Supplied passage:
== Segment start ==

Federal Labor Court on the legitimate expectation of confidentiality in chat groups

In its ruling of August 24, 2023 (Ref.: 2 AZR 17/23), the Federal Labor Court decided on the justified expectation of confidentiality in chat groups. Employees who make racist and insulting comments in private WhatsApp groups can be dismissed. Only in exceptional cases can one rely on the protection provided by confidentiality in such a case.


1. facts

The plaintiff employee had been working for the defendant employer since 2014. He wrote with initially five, later six colleagues in a chat group. All of them had been friends for many years and two of them were also related to each other. In addition to purely private topics, the plaintiff employee expressed himself in the group in "a strongly insulting, racist, sexist and inciting to violence manner" about superiors and work colleagues.

The employer terminated the plaintiff's employment without notice after it became aware of this by chance. The employee filed a lawsuit against this with the help of a specialist attorney for labor law.

Both lower courts upheld the employee's action for protection against dismissal. However, the defendant was successful in its appeal to the Federal Labor Court. The Federal Labor Court overturned the appeal ruling and referred the case back to the Regional Labor Court.


Decision 2

In the opinion of the Federal Labor Court, the Regional Labor Court had erred in law by assuming that the plaintiff had a legitimate expectation of confidentiality with regard to the statements of which he was accused and by denying the existence of a reason for termination.

However, an expectation of confidentiality is only justified if the members of the chat group can claim the special protection under personal rights of a sphere of confidential communication. According to the BAG, this depends on (1.) the content of the messages exchanged and (2.) the size and composition of the chat group.

== Segment end ==

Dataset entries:
== Segment start ==

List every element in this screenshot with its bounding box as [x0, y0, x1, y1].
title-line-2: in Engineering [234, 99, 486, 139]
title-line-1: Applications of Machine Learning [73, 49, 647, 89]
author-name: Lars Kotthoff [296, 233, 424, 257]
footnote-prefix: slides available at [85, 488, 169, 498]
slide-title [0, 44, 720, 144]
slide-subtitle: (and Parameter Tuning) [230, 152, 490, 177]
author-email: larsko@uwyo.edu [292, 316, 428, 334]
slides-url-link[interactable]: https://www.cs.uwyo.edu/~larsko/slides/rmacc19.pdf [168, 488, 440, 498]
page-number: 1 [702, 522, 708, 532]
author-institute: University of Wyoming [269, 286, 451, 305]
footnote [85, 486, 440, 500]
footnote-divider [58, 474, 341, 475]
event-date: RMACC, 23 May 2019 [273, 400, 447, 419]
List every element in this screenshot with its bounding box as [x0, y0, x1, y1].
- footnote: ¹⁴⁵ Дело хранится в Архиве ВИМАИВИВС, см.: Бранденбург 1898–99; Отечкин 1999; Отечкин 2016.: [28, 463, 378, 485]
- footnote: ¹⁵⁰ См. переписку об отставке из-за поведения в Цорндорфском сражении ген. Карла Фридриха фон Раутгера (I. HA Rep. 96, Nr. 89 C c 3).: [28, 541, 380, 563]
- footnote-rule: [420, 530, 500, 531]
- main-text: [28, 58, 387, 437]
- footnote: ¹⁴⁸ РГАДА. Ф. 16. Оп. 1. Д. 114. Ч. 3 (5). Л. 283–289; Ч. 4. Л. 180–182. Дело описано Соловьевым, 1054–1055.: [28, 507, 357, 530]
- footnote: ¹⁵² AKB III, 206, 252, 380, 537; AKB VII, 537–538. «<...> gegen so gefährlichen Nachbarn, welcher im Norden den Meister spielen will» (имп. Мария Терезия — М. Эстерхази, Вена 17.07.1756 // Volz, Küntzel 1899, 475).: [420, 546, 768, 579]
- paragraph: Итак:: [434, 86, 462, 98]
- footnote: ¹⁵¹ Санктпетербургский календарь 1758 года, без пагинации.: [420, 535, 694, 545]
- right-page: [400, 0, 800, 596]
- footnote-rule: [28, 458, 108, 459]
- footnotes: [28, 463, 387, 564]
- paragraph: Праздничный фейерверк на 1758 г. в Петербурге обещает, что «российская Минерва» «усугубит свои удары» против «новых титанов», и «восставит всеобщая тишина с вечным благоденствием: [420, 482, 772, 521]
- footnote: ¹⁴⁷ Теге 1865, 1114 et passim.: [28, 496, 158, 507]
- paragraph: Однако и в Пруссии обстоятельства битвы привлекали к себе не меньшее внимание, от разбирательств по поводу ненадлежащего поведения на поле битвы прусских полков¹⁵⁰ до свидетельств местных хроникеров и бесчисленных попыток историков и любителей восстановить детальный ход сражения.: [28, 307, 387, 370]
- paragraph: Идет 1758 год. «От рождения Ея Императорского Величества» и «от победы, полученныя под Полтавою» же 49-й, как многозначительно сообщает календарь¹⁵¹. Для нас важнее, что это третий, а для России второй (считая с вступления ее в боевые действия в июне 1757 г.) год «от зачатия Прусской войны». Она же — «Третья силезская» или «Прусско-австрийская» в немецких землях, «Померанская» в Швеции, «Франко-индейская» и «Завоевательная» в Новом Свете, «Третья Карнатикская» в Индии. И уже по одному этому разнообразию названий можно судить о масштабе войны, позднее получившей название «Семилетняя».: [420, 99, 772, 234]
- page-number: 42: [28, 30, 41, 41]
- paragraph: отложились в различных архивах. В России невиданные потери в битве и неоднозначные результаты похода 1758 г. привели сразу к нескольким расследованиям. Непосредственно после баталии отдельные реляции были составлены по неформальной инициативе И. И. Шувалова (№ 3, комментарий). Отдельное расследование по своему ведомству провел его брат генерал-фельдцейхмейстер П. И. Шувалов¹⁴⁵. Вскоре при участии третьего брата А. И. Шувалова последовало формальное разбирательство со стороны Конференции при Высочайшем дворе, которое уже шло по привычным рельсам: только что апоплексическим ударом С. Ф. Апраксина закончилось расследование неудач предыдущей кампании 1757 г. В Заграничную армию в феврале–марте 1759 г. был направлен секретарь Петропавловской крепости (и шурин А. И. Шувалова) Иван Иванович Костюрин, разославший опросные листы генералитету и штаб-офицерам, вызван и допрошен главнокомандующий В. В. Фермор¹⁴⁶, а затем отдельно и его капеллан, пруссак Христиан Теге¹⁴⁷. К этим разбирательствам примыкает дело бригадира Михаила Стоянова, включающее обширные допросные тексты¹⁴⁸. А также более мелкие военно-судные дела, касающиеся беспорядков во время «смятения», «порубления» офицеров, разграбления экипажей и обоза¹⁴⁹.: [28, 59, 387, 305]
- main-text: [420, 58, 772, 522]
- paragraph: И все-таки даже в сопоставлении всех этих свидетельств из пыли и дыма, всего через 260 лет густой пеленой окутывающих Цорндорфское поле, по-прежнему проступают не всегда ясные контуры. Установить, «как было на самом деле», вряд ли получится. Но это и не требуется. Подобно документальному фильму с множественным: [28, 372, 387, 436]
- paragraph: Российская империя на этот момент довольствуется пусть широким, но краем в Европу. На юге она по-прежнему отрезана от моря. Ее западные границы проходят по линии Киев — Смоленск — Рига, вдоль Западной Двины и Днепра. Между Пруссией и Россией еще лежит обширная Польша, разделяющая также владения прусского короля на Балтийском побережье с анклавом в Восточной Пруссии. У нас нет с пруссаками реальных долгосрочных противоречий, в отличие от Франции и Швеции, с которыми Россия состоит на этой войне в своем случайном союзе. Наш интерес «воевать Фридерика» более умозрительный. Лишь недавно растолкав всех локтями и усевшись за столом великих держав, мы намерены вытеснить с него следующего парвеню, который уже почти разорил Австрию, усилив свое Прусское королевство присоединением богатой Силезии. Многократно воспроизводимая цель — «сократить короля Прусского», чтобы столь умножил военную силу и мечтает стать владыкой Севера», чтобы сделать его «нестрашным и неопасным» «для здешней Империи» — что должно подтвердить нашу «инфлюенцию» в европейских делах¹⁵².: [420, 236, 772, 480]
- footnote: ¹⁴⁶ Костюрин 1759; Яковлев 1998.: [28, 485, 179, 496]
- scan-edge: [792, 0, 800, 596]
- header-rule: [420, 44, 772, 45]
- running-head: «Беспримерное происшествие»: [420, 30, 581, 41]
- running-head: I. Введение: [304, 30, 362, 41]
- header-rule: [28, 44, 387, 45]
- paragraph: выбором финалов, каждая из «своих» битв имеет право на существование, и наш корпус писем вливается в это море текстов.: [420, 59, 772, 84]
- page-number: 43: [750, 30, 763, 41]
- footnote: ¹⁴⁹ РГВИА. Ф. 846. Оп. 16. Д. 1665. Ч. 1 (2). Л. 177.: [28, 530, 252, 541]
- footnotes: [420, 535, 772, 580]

== Segment end ==

List of tasks:
1. Reproduce the part of the Federal Labor Court ruling text starting at "However, an expectation" and ending at "the chat group.".
2. Continue the text on the Federal Labor Court ruling about chat groups from its last sentence.

Answers:
1.
However, an expectation of confidentiality is only justified if the members of the chat group can claim the special protection under personal rights of a sphere of confidential communication. According to the BAG, this depends on (1.) the content of the messages exchanged and (2.) the size and composition of the chat group.

2.
In the case of insulting and inhumane statements about company employees, a special explanation is required as to why the employee could reasonably expect that their content would not be passed on to a third party by any group member.

The Regional Labor Court would now have to give the plaintiff the opportunity to explain why he could have a legitimate expectation of confidentiality in view of the size of the chat group, its composition, the varying participation of the group members in the chats and the use of a medium designed for the rapid forwarding of statements.


3. conclusion 

For the first time, the Federal Labor Court dealt with the question of whether a small WhatsApp group is a kind of protected, private space in which confidentiality applies and insults or insults can be exchanged without sanctions under labor law. So far, case law on defamatory statements in closed groups on messaging services in Germany has been inconsistent. It remains to be seen how the Regional Labor Court will decide and whether the Federal Labor Court will have to deal with the issue again. Employees are advised to pay attention to what they write in chat groups, as there is always the possibility that the chat history becomes public and the employer becomes aware of this. There is no blanket ban on the use of evidence for chat group histories in such cases.